## WHAT THE TASK ASKS
Each entry below should be echoed exactly, with pictures omitted.

>> Start DATA

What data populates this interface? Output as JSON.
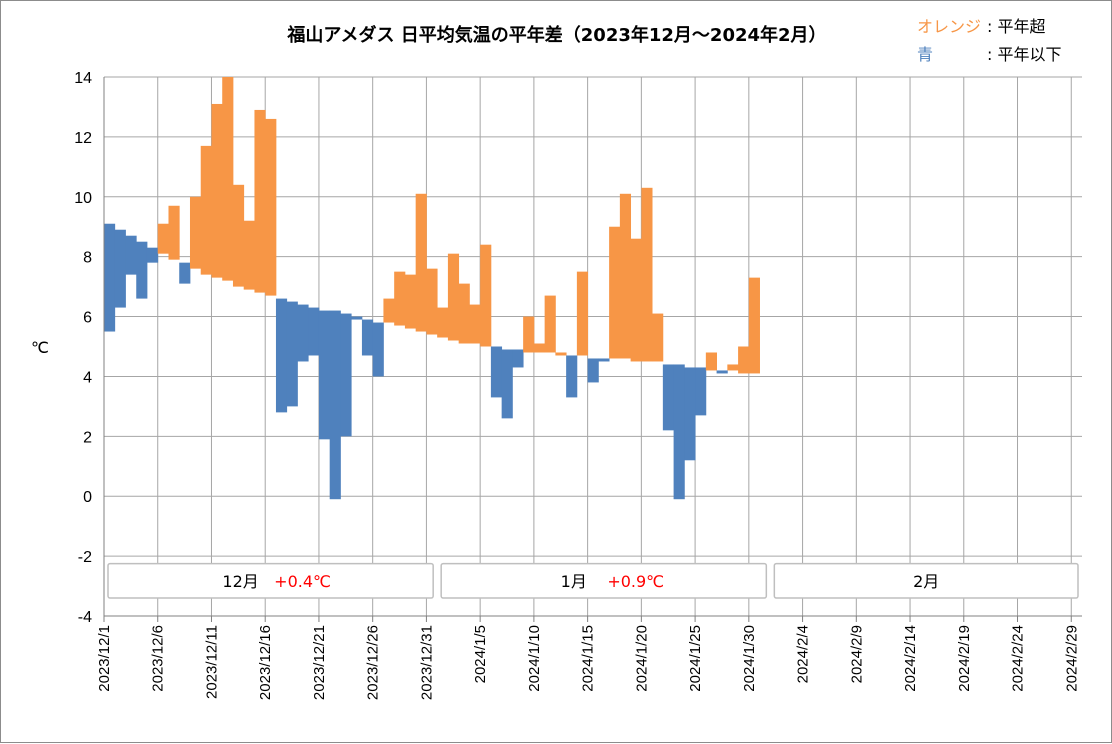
{
  "chart_data": {
    "type": "bar",
    "subtype": "floating-range (daily mean temperature vs normal)",
    "title": "福山アメダス 日平均気温の平年差（2023年12月～2024年2月）",
    "ylabel": "℃",
    "ylim": [
      -4,
      14
    ],
    "yticks": [
      -4,
      -2,
      0,
      2,
      4,
      6,
      8,
      10,
      12,
      14
    ],
    "grid": true,
    "x_day_count": 91,
    "xtick_labels": [
      "2023/12/1",
      "2023/12/6",
      "2023/12/11",
      "2023/12/16",
      "2023/12/21",
      "2023/12/26",
      "2023/12/31",
      "2024/1/5",
      "2024/1/10",
      "2024/1/15",
      "2024/1/20",
      "2024/1/25",
      "2024/1/30",
      "2024/2/4",
      "2024/2/9",
      "2024/2/14",
      "2024/2/19",
      "2024/2/24",
      "2024/2/29"
    ],
    "xtick_day_index": [
      0,
      5,
      10,
      15,
      20,
      25,
      30,
      35,
      40,
      45,
      50,
      55,
      60,
      65,
      70,
      75,
      80,
      85,
      90
    ],
    "legend": {
      "above": {
        "label": "オレンジ",
        "desc": ": 平年超",
        "color": "#f79646"
      },
      "below": {
        "label": "青",
        "desc": ": 平年以下",
        "color": "#4f81bd"
      }
    },
    "colors": {
      "above": "#f79646",
      "below": "#4f81bd"
    },
    "months": [
      {
        "label": "12月",
        "diff": "+0.4℃",
        "start_day": 0,
        "end_day": 30
      },
      {
        "label": "1月",
        "diff": "+0.9℃",
        "start_day": 31,
        "end_day": 61
      },
      {
        "label": "2月",
        "diff": "",
        "start_day": 62,
        "end_day": 90
      }
    ],
    "series": [
      {
        "name": "normal",
        "values": [
          9.1,
          8.9,
          8.7,
          8.5,
          8.3,
          8.1,
          7.9,
          7.8,
          7.6,
          7.4,
          7.3,
          7.2,
          7.0,
          6.9,
          6.8,
          6.7,
          6.6,
          6.5,
          6.4,
          6.3,
          6.2,
          6.2,
          6.1,
          6.0,
          5.9,
          5.8,
          5.8,
          5.7,
          5.6,
          5.5,
          5.4,
          5.3,
          5.2,
          5.1,
          5.1,
          5.0,
          5.0,
          4.9,
          4.9,
          4.8,
          4.8,
          4.8,
          4.7,
          4.7,
          4.7,
          4.6,
          4.6,
          4.6,
          4.6,
          4.5,
          4.5,
          4.5,
          4.4,
          4.4,
          4.3,
          4.3,
          4.2,
          4.2,
          4.2,
          4.1,
          4.1,
          4.1
        ]
      },
      {
        "name": "actual",
        "values": [
          5.5,
          6.3,
          7.4,
          6.6,
          7.8,
          9.1,
          9.7,
          7.1,
          10.0,
          11.7,
          13.1,
          14.0,
          10.4,
          9.2,
          12.9,
          12.6,
          2.8,
          3.0,
          4.5,
          4.7,
          1.9,
          -0.1,
          2.0,
          5.9,
          4.7,
          4.0,
          6.6,
          7.5,
          7.4,
          10.1,
          7.6,
          6.3,
          8.1,
          7.1,
          6.4,
          8.4,
          3.3,
          2.6,
          4.3,
          6.0,
          5.1,
          6.7,
          4.8,
          3.3,
          7.5,
          3.8,
          4.5,
          9.0,
          10.1,
          8.6,
          10.3,
          6.1,
          2.2,
          -0.1,
          1.2,
          2.7,
          4.8,
          4.1,
          4.4,
          5.0,
          7.3,
          null
        ]
      }
    ]
  }
}
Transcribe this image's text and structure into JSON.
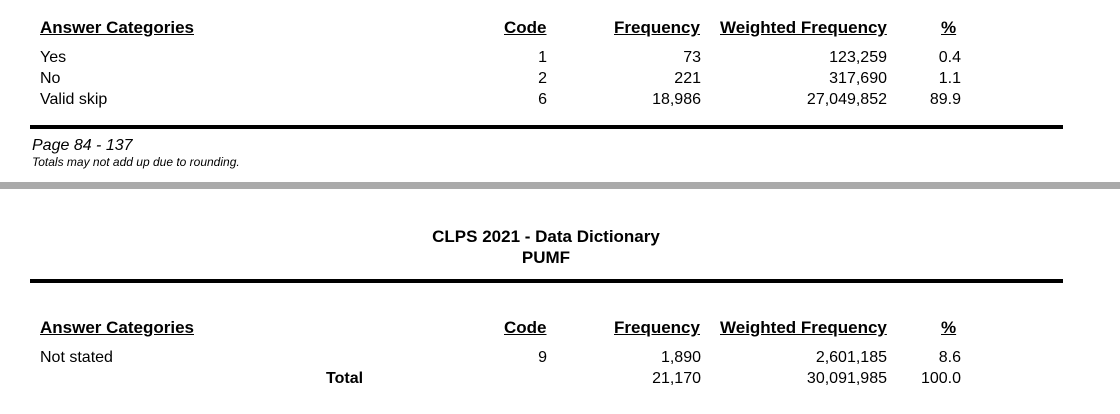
{
  "headers": {
    "categories": "Answer Categories",
    "code": "Code",
    "frequency": "Frequency",
    "weighted": "Weighted Frequency",
    "percent": "%"
  },
  "table1": {
    "rows": [
      {
        "label": "Yes",
        "code": "1",
        "frequency": "73",
        "weighted": "123,259",
        "percent": "0.4"
      },
      {
        "label": "No",
        "code": "2",
        "frequency": "221",
        "weighted": "317,690",
        "percent": "1.1"
      },
      {
        "label": "Valid skip",
        "code": "6",
        "frequency": "18,986",
        "weighted": "27,049,852",
        "percent": "89.9"
      }
    ]
  },
  "footer": {
    "page": "Page 84 - 137",
    "note": "Totals may not add up due to rounding."
  },
  "doc_header": {
    "title": "CLPS 2021 - Data Dictionary",
    "subtitle": "PUMF"
  },
  "table2": {
    "rows": [
      {
        "label": "Not stated",
        "code": "9",
        "frequency": "1,890",
        "weighted": "2,601,185",
        "percent": "8.6"
      }
    ],
    "total": {
      "label": "Total",
      "frequency": "21,170",
      "weighted": "30,091,985",
      "percent": "100.0"
    }
  }
}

>> End DATA

## RESULT FOR THIS TASK
What data populates this interface? Output as JSON.
{
  "chart_data": {
    "type": "bar",
    "subtype": "floating-range (daily mean temperature vs normal)",
    "title": "福山アメダス 日平均気温の平年差（2023年12月～2024年2月）",
    "ylabel": "℃",
    "ylim": [
      -4,
      14
    ],
    "yticks": [
      -4,
      -2,
      0,
      2,
      4,
      6,
      8,
      10,
      12,
      14
    ],
    "grid": true,
    "x_day_count": 91,
    "xtick_labels": [
      "2023/12/1",
      "2023/12/6",
      "2023/12/11",
      "2023/12/16",
      "2023/12/21",
      "2023/12/26",
      "2023/12/31",
      "2024/1/5",
      "2024/1/10",
      "2024/1/15",
      "2024/1/20",
      "2024/1/25",
      "2024/1/30",
      "2024/2/4",
      "2024/2/9",
      "2024/2/14",
      "2024/2/19",
      "2024/2/24",
      "2024/2/29"
    ],
    "xtick_day_index": [
      0,
      5,
      10,
      15,
      20,
      25,
      30,
      35,
      40,
      45,
      50,
      55,
      60,
      65,
      70,
      75,
      80,
      85,
      90
    ],
    "legend": {
      "above": {
        "label": "オレンジ",
        "desc": ": 平年超",
        "color": "#f79646"
      },
      "below": {
        "label": "青",
        "desc": ": 平年以下",
        "color": "#4f81bd"
      }
    },
    "colors": {
      "above": "#f79646",
      "below": "#4f81bd"
    },
    "months": [
      {
        "label": "12月",
        "diff": "+0.4℃",
        "start_day": 0,
        "end_day": 30
      },
      {
        "label": "1月",
        "diff": "+0.9℃",
        "start_day": 31,
        "end_day": 61
      },
      {
        "label": "2月",
        "diff": "",
        "start_day": 62,
        "end_day": 90
      }
    ],
    "series": [
      {
        "name": "normal",
        "values": [
          9.1,
          8.9,
          8.7,
          8.5,
          8.3,
          8.1,
          7.9,
          7.8,
          7.6,
          7.4,
          7.3,
          7.2,
          7.0,
          6.9,
          6.8,
          6.7,
          6.6,
          6.5,
          6.4,
          6.3,
          6.2,
          6.2,
          6.1,
          6.0,
          5.9,
          5.8,
          5.8,
          5.7,
          5.6,
          5.5,
          5.4,
          5.3,
          5.2,
          5.1,
          5.1,
          5.0,
          5.0,
          4.9,
          4.9,
          4.8,
          4.8,
          4.8,
          4.7,
          4.7,
          4.7,
          4.6,
          4.6,
          4.6,
          4.6,
          4.5,
          4.5,
          4.5,
          4.4,
          4.4,
          4.3,
          4.3,
          4.2,
          4.2,
          4.2,
          4.1,
          4.1,
          4.1
        ]
      },
      {
        "name": "actual",
        "values": [
          5.5,
          6.3,
          7.4,
          6.6,
          7.8,
          9.1,
          9.7,
          7.1,
          10.0,
          11.7,
          13.1,
          14.0,
          10.4,
          9.2,
          12.9,
          12.6,
          2.8,
          3.0,
          4.5,
          4.7,
          1.9,
          -0.1,
          2.0,
          5.9,
          4.7,
          4.0,
          6.6,
          7.5,
          7.4,
          10.1,
          7.6,
          6.3,
          8.1,
          7.1,
          6.4,
          8.4,
          3.3,
          2.6,
          4.3,
          6.0,
          5.1,
          6.7,
          4.8,
          3.3,
          7.5,
          3.8,
          4.5,
          9.0,
          10.1,
          8.6,
          10.3,
          6.1,
          2.2,
          -0.1,
          1.2,
          2.7,
          4.8,
          4.1,
          4.4,
          5.0,
          7.3,
          null
        ]
      }
    ]
  }
}
Transcribe this image's text and structure into JSON.
{
  "headers": {
    "categories": "Answer Categories",
    "code": "Code",
    "frequency": "Frequency",
    "weighted": "Weighted Frequency",
    "percent": "%"
  },
  "table1": {
    "rows": [
      {
        "label": "Yes",
        "code": "1",
        "frequency": "73",
        "weighted": "123,259",
        "percent": "0.4"
      },
      {
        "label": "No",
        "code": "2",
        "frequency": "221",
        "weighted": "317,690",
        "percent": "1.1"
      },
      {
        "label": "Valid skip",
        "code": "6",
        "frequency": "18,986",
        "weighted": "27,049,852",
        "percent": "89.9"
      }
    ]
  },
  "footer": {
    "page": "Page 84 - 137",
    "note": "Totals may not add up due to rounding."
  },
  "doc_header": {
    "title": "CLPS 2021 - Data Dictionary",
    "subtitle": "PUMF"
  },
  "table2": {
    "rows": [
      {
        "label": "Not stated",
        "code": "9",
        "frequency": "1,890",
        "weighted": "2,601,185",
        "percent": "8.6"
      }
    ],
    "total": {
      "label": "Total",
      "frequency": "21,170",
      "weighted": "30,091,985",
      "percent": "100.0"
    }
  }
}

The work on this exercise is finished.